[Records excerpted from a collection]
----

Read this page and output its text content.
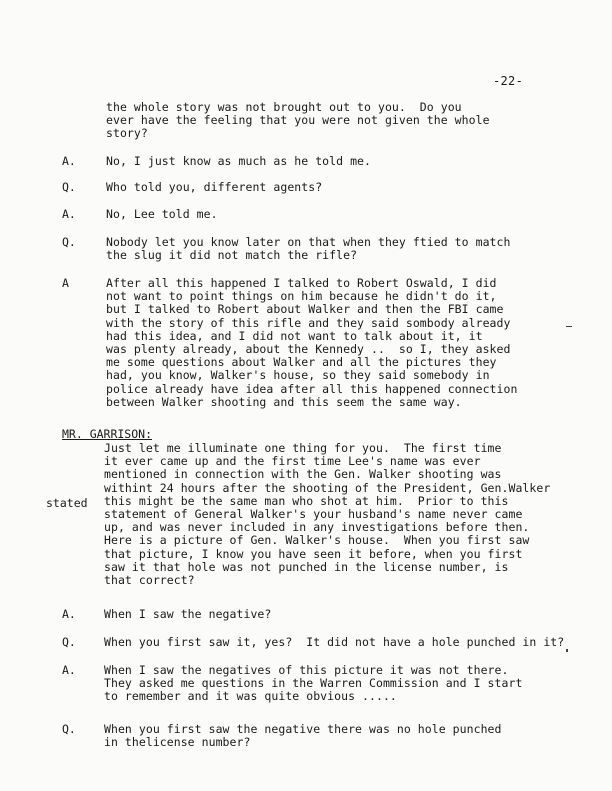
-22-
the whole story was not brought out to you.  Do you
ever have the feeling that you were not given the whole
story?
A.	No, I just know as much as he told me.
Q.	Who told you, different agents?
A.	No, Lee told me.
Q.	Nobody let you know later on that when they ftied to match
the slug it did not match the rifle?
A	After all this happened I talked to Robert Oswald, I did
not want to point things on him because he didn't do it,
but I talked to Robert about Walker and then the FBI came
with the story of this rifle and they said sombody already
had this idea, and I did not want to talk about it, it
was plenty already, about the Kennedy ..  so I, they asked
me some questions about Walker and all the pictures they
had, you know, Walker's house, so they said somebody in
police already have idea after all this happened connection
between Walker shooting and this seem the same way.
MR. GARRISON:
stated
Just let me illuminate one thing for you.  The first time
it ever came up and the first time Lee's name was ever
mentioned in connection with the Gen. Walker shooting was
withint 24 hours after the shooting of the President, Gen.Walker
this might be the same man who shot at him.  Prior to this
statement of General Walker's your husband's name never came
up, and was never included in any investigations before then.
Here is a picture of Gen. Walker's house.  When you first saw
that picture, I know you have seen it before, when you first
saw it that hole was not punched in the license number, is
that correct?
A. When I saw the negative?
Q. When you first saw it, yes?  It did not have a hole punched in it?
A. When I saw the negatives of this picture it was not there.
They asked me questions in the Warren Commission and I start
to remember and it was quite obvious .....
Q. When you first saw the negative there was no hole punched
in thelicense number?
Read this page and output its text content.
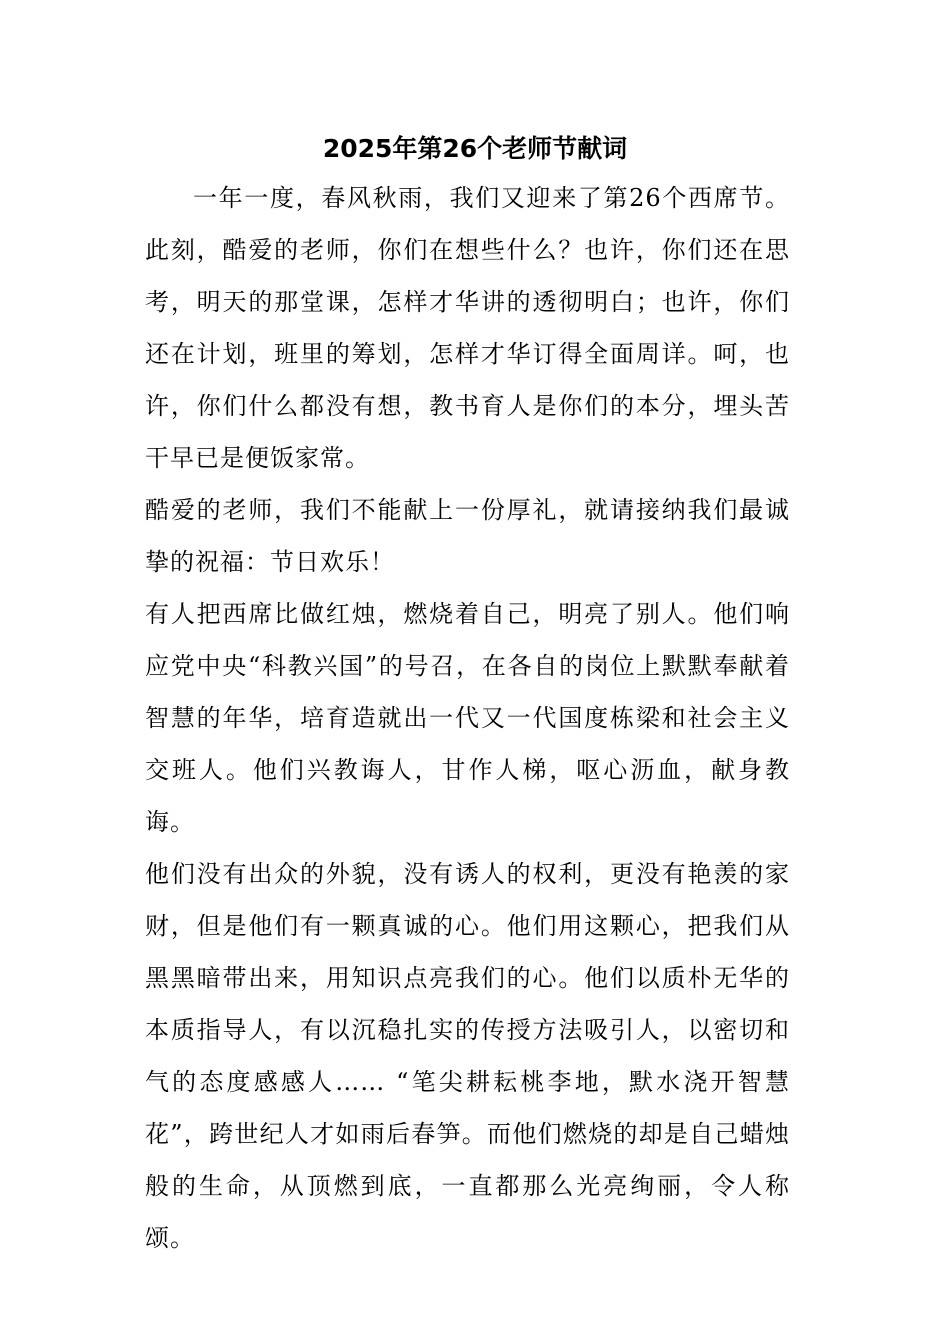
2025年第26个老师节献词

一年一度，春风秋雨，我们又迎来了第26个西席节。此刻，酷爱的老师，你们在想些什么？也许，你们还在思考，明天的那堂课，怎样才华讲的透彻明白；也许，你们还在计划，班里的筹划，怎样才华订得全面周详。呵，也许，你们什么都没有想，教书育人是你们的本分，埋头苦干早已是便饭家常。

酷爱的老师，我们不能献上一份厚礼，就请接纳我们最诚挚的祝福：节日欢乐！

有人把西席比做红烛，燃烧着自己，明亮了别人。他们响应党中央“科教兴国”的号召，在各自的岗位上默默奉献着智慧的年华，培育造就出一代又一代国度栋梁和社会主义交班人。他们兴教诲人，甘作人梯，呕心沥血，献身教诲。

他们没有出众的外貌，没有诱人的权利，更没有艳羡的家财，但是他们有一颗真诚的心。他们用这颗心，把我们从黑黑暗带出来，用知识点亮我们的心。他们以质朴无华的本质指导人，有以沉稳扎实的传授方法吸引人，以密切和气的态度感感人…… “笔尖耕耘桃李地，默水浇开智慧花”，跨世纪人才如雨后春笋。而他们燃烧的却是自己蜡烛般的生命，从顶燃到底，一直都那么光亮绚丽，令人称颂。
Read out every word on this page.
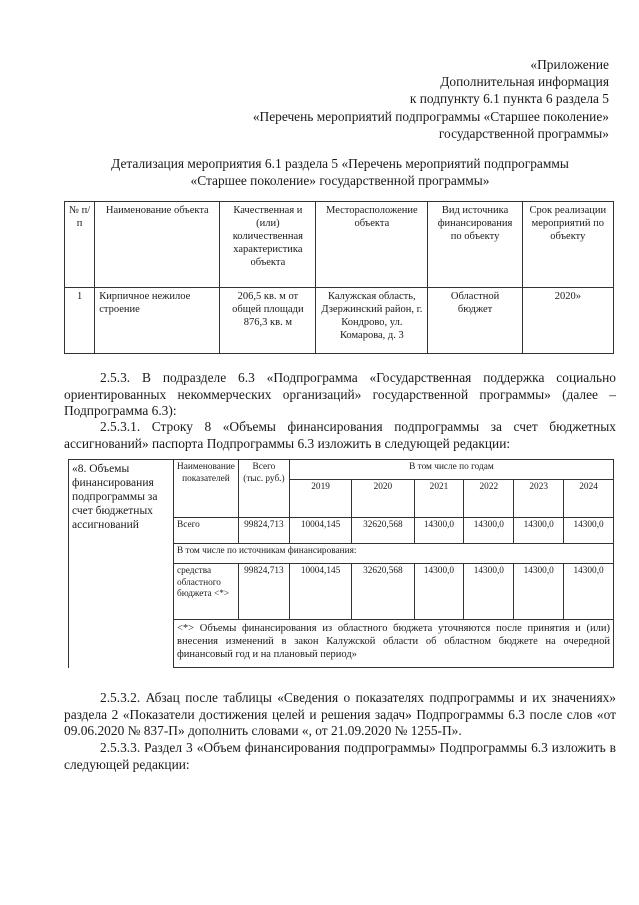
«Приложение
Дополнительная информация
к подпункту 6.1 пункта 6 раздела 5
«Перечень мероприятий подпрограммы «Старшее поколение»
государственной программы»
Детализация мероприятия 6.1 раздела 5 «Перечень мероприятий подпрограммы
«Старшее поколение» государственной программы»
№ п/п	Наименование объекта	Качественная и (или) количественная характеристика объекта	Месторасположение объекта	Вид источника финансирования по объекту	Срок реализации мероприятий по объекту
1	Кирпичное нежилое строение	206,5 кв. м от общей площади 876,3 кв. м	Калужская область, Дзержинский район, г. Кондрово, ул. Комарова, д. 3	Областной бюджет	2020»
2.5.3. В подразделе 6.3 «Подпрограмма «Государственная поддержка социально ориентированных некоммерческих организаций» государственной программы» (далее – Подпрограмма 6.3):
2.5.3.1. Строку 8 «Объемы финансирования подпрограммы за счет бюджетных ассигнований» паспорта Подпрограммы 6.3 изложить в следующей редакции:
«8. Объемы финансирования подпрограммы за счет бюджетных ассигнований	Наименование показателей	Всего (тыс. руб.)	В том числе по годам					
			2019	2020	2021	2022	2023	2024
	Всего	99824,713	10004,145	32620,568	14300,0	14300,0	14300,0	14300,0
	В том числе по источникам финансирования:							
	средства областного бюджета <*>	99824,713	10004,145	32620,568	14300,0	14300,0	14300,0	14300,0
	<*> Объемы финансирования из областного бюджета уточняются после принятия и (или) внесения изменений в закон Калужской области об областном бюджете на очередной финансовый год и на плановый период»							
2.5.3.2. Абзац после таблицы «Сведения о показателях подпрограммы и их значениях» раздела 2 «Показатели достижения целей и решения задач» Подпрограммы 6.3 после слов «от 09.06.2020 № 837-П» дополнить словами «, от 21.09.2020 № 1255-П».
2.5.3.3. Раздел 3 «Объем финансирования подпрограммы» Подпрограммы 6.3 изложить в следующей редакции:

----

Output the records above exactly; leave out the pictures.

Answer to this task:
Read this page and output its text content.
-22-
the whole story was not brought out to you.  Do you
ever have the feeling that you were not given the whole
story?
A.	No, I just know as much as he told me.
Q.	Who told you, different agents?
A.	No, Lee told me.
Q.	Nobody let you know later on that when they ftied to match
the slug it did not match the rifle?
A	After all this happened I talked to Robert Oswald, I did
not want to point things on him because he didn't do it,
but I talked to Robert about Walker and then the FBI came
with the story of this rifle and they said sombody already
had this idea, and I did not want to talk about it, it
was plenty already, about the Kennedy ..  so I, they asked
me some questions about Walker and all the pictures they
had, you know, Walker's house, so they said somebody in
police already have idea after all this happened connection
between Walker shooting and this seem the same way.
MR. GARRISON:
stated
Just let me illuminate one thing for you.  The first time
it ever came up and the first time Lee's name was ever
mentioned in connection with the Gen. Walker shooting was
withint 24 hours after the shooting of the President, Gen.Walker
this might be the same man who shot at him.  Prior to this
statement of General Walker's your husband's name never came
up, and was never included in any investigations before then.
Here is a picture of Gen. Walker's house.  When you first saw
that picture, I know you have seen it before, when you first
saw it that hole was not punched in the license number, is
that correct?
A. When I saw the negative?
Q. When you first saw it, yes?  It did not have a hole punched in it?
A. When I saw the negatives of this picture it was not there.
They asked me questions in the Warren Commission and I start
to remember and it was quite obvious .....
Q. When you first saw the negative there was no hole punched
in thelicense number?
Read this page and output its text content.
2025年第26个老师节献词

一年一度，春风秋雨，我们又迎来了第26个西席节。此刻，酷爱的老师，你们在想些什么？也许，你们还在思考，明天的那堂课，怎样才华讲的透彻明白；也许，你们还在计划，班里的筹划，怎样才华订得全面周详。呵，也许，你们什么都没有想，教书育人是你们的本分，埋头苦干早已是便饭家常。

酷爱的老师，我们不能献上一份厚礼，就请接纳我们最诚挚的祝福：节日欢乐！

有人把西席比做红烛，燃烧着自己，明亮了别人。他们响应党中央“科教兴国”的号召，在各自的岗位上默默奉献着智慧的年华，培育造就出一代又一代国度栋梁和社会主义交班人。他们兴教诲人，甘作人梯，呕心沥血，献身教诲。

他们没有出众的外貌，没有诱人的权利，更没有艳羡的家财，但是他们有一颗真诚的心。他们用这颗心，把我们从黑黑暗带出来，用知识点亮我们的心。他们以质朴无华的本质指导人，有以沉稳扎实的传授方法吸引人，以密切和气的态度感感人…… “笔尖耕耘桃李地，默水浇开智慧花”，跨世纪人才如雨后春笋。而他们燃烧的却是自己蜡烛般的生命，从顶燃到底，一直都那么光亮绚丽，令人称颂。
Read out every word on this page.
«Приложение
Дополнительная информация
к подпункту 6.1 пункта 6 раздела 5
«Перечень мероприятий подпрограммы «Старшее поколение»
государственной программы»
Детализация мероприятия 6.1 раздела 5 «Перечень мероприятий подпрограммы
«Старшее поколение» государственной программы»
№ п/п	Наименование объекта	Качественная и (или) количественная характеристика объекта	Месторасположение объекта	Вид источника финансирования по объекту	Срок реализации мероприятий по объекту
1	Кирпичное нежилое строение	206,5 кв. м от общей площади 876,3 кв. м	Калужская область, Дзержинский район, г. Кондрово, ул. Комарова, д. 3	Областной бюджет	2020»
2.5.3. В подразделе 6.3 «Подпрограмма «Государственная поддержка социально ориентированных некоммерческих организаций» государственной программы» (далее – Подпрограмма 6.3):
2.5.3.1. Строку 8 «Объемы финансирования подпрограммы за счет бюджетных ассигнований» паспорта Подпрограммы 6.3 изложить в следующей редакции:
«8. Объемы финансирования подпрограммы за счет бюджетных ассигнований	Наименование показателей	Всего (тыс. руб.)	В том числе по годам					
			2019	2020	2021	2022	2023	2024
	Всего	99824,713	10004,145	32620,568	14300,0	14300,0	14300,0	14300,0
	В том числе по источникам финансирования:							
	средства областного бюджета <*>	99824,713	10004,145	32620,568	14300,0	14300,0	14300,0	14300,0
	<*> Объемы финансирования из областного бюджета уточняются после принятия и (или) внесения изменений в закон Калужской области об областном бюджете на очередной финансовый год и на плановый период»							
2.5.3.2. Абзац после таблицы «Сведения о показателях подпрограммы и их значениях» раздела 2 «Показатели достижения целей и решения задач» Подпрограммы 6.3 после слов «от 09.06.2020 № 837-П» дополнить словами «, от 21.09.2020 № 1255-П».
2.5.3.3. Раздел 3 «Объем финансирования подпрограммы» Подпрограммы 6.3 изложить в следующей редакции:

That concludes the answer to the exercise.